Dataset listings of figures
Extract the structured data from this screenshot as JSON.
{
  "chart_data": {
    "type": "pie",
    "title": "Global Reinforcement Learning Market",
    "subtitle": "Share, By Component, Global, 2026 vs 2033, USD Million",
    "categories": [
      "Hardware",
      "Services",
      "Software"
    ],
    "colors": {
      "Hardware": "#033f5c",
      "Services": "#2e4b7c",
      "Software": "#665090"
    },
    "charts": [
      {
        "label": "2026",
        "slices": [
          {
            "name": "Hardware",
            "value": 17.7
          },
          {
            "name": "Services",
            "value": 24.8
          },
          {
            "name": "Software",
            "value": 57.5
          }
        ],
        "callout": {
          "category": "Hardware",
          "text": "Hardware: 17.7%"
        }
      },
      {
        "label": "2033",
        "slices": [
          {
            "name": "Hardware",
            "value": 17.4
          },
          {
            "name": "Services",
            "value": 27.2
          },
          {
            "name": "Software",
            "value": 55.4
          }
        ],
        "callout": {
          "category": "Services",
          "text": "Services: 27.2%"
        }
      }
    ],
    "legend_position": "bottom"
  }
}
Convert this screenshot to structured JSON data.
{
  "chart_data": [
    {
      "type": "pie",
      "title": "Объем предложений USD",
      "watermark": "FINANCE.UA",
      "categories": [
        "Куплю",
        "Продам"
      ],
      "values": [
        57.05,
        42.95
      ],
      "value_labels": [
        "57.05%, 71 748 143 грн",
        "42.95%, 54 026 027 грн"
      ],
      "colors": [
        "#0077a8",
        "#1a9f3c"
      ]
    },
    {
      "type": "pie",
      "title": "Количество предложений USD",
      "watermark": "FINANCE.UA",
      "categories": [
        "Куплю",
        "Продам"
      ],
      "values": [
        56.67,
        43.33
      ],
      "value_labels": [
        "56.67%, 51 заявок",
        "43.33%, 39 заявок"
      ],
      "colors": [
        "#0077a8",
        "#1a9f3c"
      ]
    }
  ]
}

- _The problem_
Find every line holding the word "Software"; give their count and nothing else.

- _Exercise output_
4